* Given request: Pull out every line below that holds the word "gradient".

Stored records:
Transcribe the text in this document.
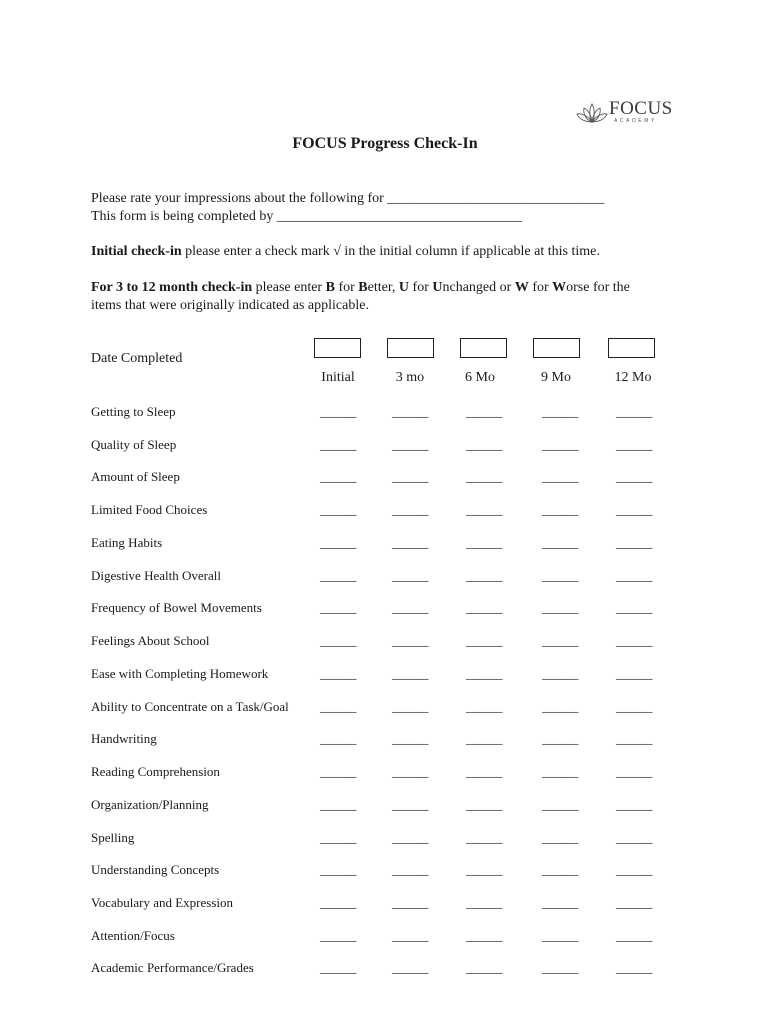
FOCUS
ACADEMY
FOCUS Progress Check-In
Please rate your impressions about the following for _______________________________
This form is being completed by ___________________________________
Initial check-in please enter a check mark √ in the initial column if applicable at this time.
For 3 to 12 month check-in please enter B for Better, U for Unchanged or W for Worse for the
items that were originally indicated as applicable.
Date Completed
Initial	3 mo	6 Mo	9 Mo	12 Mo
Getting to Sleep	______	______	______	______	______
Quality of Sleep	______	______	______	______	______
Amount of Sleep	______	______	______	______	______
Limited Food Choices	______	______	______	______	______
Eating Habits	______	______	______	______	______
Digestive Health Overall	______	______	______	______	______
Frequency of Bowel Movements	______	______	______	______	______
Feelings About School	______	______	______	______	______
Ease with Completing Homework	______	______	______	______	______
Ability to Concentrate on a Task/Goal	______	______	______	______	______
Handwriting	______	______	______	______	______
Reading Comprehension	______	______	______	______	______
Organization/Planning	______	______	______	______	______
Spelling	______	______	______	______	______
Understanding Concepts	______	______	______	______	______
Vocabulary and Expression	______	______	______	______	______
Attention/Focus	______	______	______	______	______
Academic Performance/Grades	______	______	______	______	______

...

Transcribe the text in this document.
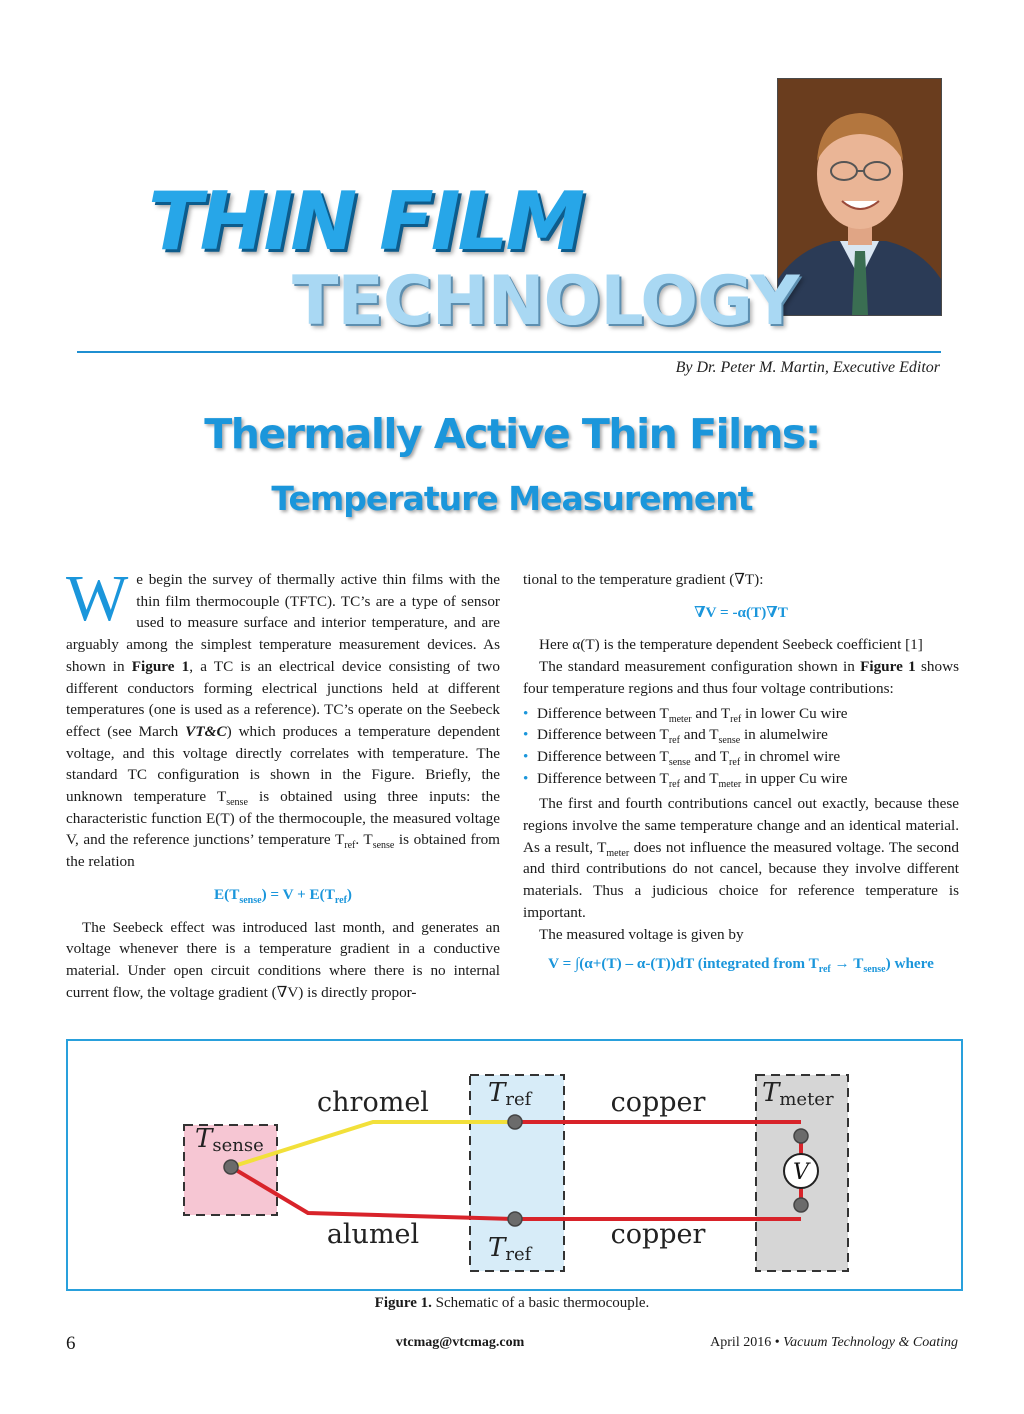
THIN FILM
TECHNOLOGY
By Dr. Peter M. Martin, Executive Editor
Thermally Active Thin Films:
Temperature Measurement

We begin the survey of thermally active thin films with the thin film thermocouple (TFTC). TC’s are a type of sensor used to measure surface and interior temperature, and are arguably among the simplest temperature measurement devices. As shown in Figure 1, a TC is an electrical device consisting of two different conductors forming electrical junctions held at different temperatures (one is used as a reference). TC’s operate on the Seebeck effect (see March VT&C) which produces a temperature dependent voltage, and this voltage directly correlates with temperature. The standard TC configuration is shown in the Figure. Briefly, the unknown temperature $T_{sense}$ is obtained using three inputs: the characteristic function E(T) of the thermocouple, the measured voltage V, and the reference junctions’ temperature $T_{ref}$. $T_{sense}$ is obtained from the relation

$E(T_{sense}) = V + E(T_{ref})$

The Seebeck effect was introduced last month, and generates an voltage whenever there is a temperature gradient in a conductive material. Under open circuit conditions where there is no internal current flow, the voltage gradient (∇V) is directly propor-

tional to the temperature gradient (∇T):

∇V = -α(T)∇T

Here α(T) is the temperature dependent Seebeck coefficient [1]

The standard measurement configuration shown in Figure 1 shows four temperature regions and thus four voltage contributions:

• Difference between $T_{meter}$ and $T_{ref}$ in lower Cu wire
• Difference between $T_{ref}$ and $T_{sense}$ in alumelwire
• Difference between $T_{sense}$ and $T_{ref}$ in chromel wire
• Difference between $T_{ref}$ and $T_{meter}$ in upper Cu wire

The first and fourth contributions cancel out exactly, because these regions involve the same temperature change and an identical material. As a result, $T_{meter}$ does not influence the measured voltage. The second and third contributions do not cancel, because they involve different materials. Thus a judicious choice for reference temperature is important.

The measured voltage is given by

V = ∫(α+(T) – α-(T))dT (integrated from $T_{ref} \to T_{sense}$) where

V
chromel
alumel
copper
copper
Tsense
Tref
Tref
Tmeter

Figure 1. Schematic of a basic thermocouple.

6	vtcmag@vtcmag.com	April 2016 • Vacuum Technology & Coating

* Response below:
The Seebeck effect was introduced last month, and generates an voltage whenever there is a temperature gradient in a conductive material. Under open circuit conditions where there is no internal current flow, the voltage gradient (∇V) is directly propor-
tional to the temperature gradient (∇T):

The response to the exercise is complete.